PROMPT:
Pick up the Q&A page on redirecting unverified users with AngularFire's emailVerified pipe right after its last line, and finish the route config it starts.

PROVIDED PASSAGE:
1
votes

I'm unable to find an example for using emailVerified AngularFire2 exported pipe to redirect a user whose email is not yet verified from specific routes.

Use cases on how to use redirectLoggedInTo(redirect), redirectUnauthorizedTo(redirect) and hasCustomClaim(claim) are provided.

The AngularFire team has conveniently avoided putting an example on their GitHub page here: https://github.com/angular/angularfire/blob/master/docs/auth/router-guards.md

enter image description here

1

1 Answers

0
votes

In the source code emailVerified is:

export const emailVerified: AuthPipe = map(user => !!user && user.emailVerified)

So you can use a second map like this:

import { AngularFireAuthGuard, emailVerified } from '@angular/fire/auth-guard'
import { map } from 'rxjs/operators'

...

const redirectUnverifiedUser = () =>
  pipe(
    emailVerified,
    map(emailVerified => {
      if (emailVerified) {
        return true;
      } else {
        return ['login', 'verify-email']
      }
    })
  );

...and then in your route config:

{
  path: 'example',
  ...

[Dataset items]
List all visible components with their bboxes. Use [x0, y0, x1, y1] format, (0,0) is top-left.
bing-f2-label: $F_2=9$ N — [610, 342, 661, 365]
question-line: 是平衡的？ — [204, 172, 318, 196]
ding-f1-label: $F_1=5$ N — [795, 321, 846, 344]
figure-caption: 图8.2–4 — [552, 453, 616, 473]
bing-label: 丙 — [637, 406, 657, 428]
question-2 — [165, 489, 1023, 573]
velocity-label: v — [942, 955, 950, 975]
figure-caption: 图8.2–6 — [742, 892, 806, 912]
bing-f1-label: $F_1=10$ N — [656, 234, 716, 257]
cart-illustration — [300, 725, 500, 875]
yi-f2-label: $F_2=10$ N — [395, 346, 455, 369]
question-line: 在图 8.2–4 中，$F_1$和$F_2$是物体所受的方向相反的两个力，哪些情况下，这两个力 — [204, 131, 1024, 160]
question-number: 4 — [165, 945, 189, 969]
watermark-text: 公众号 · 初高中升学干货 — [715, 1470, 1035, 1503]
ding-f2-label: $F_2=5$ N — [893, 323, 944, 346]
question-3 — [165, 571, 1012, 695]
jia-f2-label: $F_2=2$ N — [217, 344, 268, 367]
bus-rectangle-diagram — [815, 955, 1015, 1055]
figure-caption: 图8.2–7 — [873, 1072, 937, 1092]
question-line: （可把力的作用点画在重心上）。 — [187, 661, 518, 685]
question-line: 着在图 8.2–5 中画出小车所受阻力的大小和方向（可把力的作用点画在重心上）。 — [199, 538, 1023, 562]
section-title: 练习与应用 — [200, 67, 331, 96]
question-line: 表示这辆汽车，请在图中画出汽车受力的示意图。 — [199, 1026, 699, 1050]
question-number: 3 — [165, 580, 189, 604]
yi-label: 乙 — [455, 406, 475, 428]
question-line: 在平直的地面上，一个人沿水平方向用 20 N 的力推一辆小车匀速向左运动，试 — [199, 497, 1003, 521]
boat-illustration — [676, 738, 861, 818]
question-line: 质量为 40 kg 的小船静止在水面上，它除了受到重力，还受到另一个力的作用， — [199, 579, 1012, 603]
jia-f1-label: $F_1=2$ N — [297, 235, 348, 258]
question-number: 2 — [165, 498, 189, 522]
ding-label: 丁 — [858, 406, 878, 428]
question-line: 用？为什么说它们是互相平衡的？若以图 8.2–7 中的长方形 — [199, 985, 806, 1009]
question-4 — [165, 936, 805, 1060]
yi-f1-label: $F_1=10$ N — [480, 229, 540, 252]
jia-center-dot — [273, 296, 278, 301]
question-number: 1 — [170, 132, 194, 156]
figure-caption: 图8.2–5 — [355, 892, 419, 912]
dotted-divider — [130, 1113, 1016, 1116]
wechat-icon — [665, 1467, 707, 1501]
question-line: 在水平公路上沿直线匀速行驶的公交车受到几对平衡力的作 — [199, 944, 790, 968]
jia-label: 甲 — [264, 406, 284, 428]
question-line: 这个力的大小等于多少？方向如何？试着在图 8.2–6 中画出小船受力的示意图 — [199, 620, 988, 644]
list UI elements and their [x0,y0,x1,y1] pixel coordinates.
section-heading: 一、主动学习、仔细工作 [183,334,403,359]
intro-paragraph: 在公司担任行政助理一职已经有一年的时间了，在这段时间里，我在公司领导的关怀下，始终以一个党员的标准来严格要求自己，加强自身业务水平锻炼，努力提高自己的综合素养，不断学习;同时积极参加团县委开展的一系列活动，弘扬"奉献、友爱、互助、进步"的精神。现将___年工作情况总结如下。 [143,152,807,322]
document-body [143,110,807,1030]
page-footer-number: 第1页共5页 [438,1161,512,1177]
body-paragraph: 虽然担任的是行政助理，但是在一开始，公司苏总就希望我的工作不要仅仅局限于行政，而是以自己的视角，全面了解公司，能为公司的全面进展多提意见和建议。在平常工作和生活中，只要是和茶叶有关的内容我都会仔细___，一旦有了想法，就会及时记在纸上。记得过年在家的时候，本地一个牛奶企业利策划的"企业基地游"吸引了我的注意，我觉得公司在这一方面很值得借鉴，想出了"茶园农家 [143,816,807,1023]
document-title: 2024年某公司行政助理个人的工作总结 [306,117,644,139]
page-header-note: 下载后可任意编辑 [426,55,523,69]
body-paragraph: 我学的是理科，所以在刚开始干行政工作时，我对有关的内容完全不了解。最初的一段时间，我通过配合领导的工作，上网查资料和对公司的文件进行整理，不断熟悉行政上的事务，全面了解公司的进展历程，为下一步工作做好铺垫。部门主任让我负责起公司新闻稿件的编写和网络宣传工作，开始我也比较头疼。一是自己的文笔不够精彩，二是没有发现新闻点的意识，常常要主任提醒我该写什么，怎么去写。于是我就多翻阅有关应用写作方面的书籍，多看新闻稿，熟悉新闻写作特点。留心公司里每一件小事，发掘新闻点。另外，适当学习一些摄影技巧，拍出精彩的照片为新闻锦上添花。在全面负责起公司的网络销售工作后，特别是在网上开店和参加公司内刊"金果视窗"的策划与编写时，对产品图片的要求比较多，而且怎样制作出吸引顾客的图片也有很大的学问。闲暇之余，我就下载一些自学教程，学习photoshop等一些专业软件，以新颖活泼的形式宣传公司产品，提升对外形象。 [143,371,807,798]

ANSWER BOX:
  canActivate: [AngularFireAuthGuard],
  data: { authGuardPipe: redirectUnverifiedUser },
},

If you need to redirect an unauthorized user to your login page but also redirect an authorized user who has not verified their email to a different page then you can use this:

import { AngularFireAuthGuard, AuthPipeGenerator } from '@angular/fire/auth-guard'
import { map } from 'rxjs/operators'

...

const redirectUnauthorizedOrUnverifiedUser: AuthPipeGenerator = () =>
  map(user => {
    if (user) {
      if (user.emailVerified) {
        return true
      } else {
        return ['login', 'verify-email']
      }
    } else {
      return ['login']
    }
  })

...and then in your route config:

{
  path: 'example',
  ...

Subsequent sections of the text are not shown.